Restate the entries word for word, omitting nothing.

» **INFORMATION SHOWN**:

^^^^^^^^^^^^^^^^

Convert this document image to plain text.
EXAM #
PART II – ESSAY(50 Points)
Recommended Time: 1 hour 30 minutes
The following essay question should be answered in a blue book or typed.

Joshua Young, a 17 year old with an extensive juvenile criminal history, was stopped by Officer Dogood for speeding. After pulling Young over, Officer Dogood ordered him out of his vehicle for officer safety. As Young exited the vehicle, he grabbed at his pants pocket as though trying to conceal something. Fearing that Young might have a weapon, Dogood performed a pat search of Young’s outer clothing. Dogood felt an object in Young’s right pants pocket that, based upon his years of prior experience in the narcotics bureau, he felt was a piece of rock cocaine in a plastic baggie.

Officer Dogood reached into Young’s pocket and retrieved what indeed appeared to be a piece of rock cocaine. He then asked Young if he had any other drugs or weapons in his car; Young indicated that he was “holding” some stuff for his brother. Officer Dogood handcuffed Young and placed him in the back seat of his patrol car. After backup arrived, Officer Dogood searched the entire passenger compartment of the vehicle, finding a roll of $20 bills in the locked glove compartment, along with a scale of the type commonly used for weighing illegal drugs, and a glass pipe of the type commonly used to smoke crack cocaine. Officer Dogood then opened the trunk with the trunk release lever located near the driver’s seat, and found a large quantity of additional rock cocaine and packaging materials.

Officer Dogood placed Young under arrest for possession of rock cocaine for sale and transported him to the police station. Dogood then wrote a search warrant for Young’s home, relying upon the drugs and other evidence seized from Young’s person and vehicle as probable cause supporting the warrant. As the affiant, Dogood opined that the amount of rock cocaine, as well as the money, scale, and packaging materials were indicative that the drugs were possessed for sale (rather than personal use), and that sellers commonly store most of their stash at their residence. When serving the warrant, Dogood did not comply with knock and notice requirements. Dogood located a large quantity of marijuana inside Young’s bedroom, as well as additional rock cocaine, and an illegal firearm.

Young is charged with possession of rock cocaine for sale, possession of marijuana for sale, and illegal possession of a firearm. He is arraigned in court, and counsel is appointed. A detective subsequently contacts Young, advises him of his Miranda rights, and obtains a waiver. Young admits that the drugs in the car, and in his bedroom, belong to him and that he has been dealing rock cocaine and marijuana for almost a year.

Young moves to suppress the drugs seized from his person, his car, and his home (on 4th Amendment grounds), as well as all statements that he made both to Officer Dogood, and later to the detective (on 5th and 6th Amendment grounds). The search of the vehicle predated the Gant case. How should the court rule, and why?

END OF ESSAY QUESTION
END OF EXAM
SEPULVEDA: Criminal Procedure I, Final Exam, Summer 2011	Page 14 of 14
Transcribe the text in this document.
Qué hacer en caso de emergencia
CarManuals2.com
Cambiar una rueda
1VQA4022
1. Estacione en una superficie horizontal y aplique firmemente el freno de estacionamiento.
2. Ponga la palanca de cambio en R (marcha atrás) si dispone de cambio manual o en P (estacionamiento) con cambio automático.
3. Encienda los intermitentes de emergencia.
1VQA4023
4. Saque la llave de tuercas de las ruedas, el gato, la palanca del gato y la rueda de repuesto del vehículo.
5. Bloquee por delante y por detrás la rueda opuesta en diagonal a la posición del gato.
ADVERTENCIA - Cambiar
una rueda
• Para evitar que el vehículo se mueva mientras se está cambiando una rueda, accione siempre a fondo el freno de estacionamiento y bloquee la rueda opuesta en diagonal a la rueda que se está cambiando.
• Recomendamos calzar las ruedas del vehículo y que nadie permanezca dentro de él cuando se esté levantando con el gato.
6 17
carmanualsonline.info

^^^^^^^^^^^^^^^^

» **SOLUTION TO THIS PROBLEM**:
Convert this document image to plain text.
EXAM #
PART II – ESSAY(50 Points)
Recommended Time: 1 hour 30 minutes
The following essay question should be answered in a blue book or typed.

Joshua Young, a 17 year old with an extensive juvenile criminal history, was stopped by Officer Dogood for speeding. After pulling Young over, Officer Dogood ordered him out of his vehicle for officer safety. As Young exited the vehicle, he grabbed at his pants pocket as though trying to conceal something. Fearing that Young might have a weapon, Dogood performed a pat search of Young’s outer clothing. Dogood felt an object in Young’s right pants pocket that, based upon his years of prior experience in the narcotics bureau, he felt was a piece of rock cocaine in a plastic baggie.

Officer Dogood reached into Young’s pocket and retrieved what indeed appeared to be a piece of rock cocaine. He then asked Young if he had any other drugs or weapons in his car; Young indicated that he was “holding” some stuff for his brother. Officer Dogood handcuffed Young and placed him in the back seat of his patrol car. After backup arrived, Officer Dogood searched the entire passenger compartment of the vehicle, finding a roll of $20 bills in the locked glove compartment, along with a scale of the type commonly used for weighing illegal drugs, and a glass pipe of the type commonly used to smoke crack cocaine. Officer Dogood then opened the trunk with the trunk release lever located near the driver’s seat, and found a large quantity of additional rock cocaine and packaging materials.

Officer Dogood placed Young under arrest for possession of rock cocaine for sale and transported him to the police station. Dogood then wrote a search warrant for Young’s home, relying upon the drugs and other evidence seized from Young’s person and vehicle as probable cause supporting the warrant. As the affiant, Dogood opined that the amount of rock cocaine, as well as the money, scale, and packaging materials were indicative that the drugs were possessed for sale (rather than personal use), and that sellers commonly store most of their stash at their residence. When serving the warrant, Dogood did not comply with knock and notice requirements. Dogood located a large quantity of marijuana inside Young’s bedroom, as well as additional rock cocaine, and an illegal firearm.

Young is charged with possession of rock cocaine for sale, possession of marijuana for sale, and illegal possession of a firearm. He is arraigned in court, and counsel is appointed. A detective subsequently contacts Young, advises him of his Miranda rights, and obtains a waiver. Young admits that the drugs in the car, and in his bedroom, belong to him and that he has been dealing rock cocaine and marijuana for almost a year.

Young moves to suppress the drugs seized from his person, his car, and his home (on 4th Amendment grounds), as well as all statements that he made both to Officer Dogood, and later to the detective (on 5th and 6th Amendment grounds). The search of the vehicle predated the Gant case. How should the court rule, and why?

END OF ESSAY QUESTION
END OF EXAM
SEPULVEDA: Criminal Procedure I, Final Exam, Summer 2011	Page 14 of 14
Transcribe the text in this document.
Qué hacer en caso de emergencia
CarManuals2.com
Cambiar una rueda
1VQA4022
1. Estacione en una superficie horizontal y aplique firmemente el freno de estacionamiento.
2. Ponga la palanca de cambio en R (marcha atrás) si dispone de cambio manual o en P (estacionamiento) con cambio automático.
3. Encienda los intermitentes de emergencia.
1VQA4023
4. Saque la llave de tuercas de las ruedas, el gato, la palanca del gato y la rueda de repuesto del vehículo.
5. Bloquee por delante y por detrás la rueda opuesta en diagonal a la posición del gato.
ADVERTENCIA - Cambiar
una rueda
• Para evitar que el vehículo se mueva mientras se está cambiando una rueda, accione siempre a fondo el freno de estacionamiento y bloquee la rueda opuesta en diagonal a la rueda que se está cambiando.
• Recomendamos calzar las ruedas del vehículo y que nadie permanezca dentro de él cuando se esté levantando con el gato.
6 17
carmanualsonline.info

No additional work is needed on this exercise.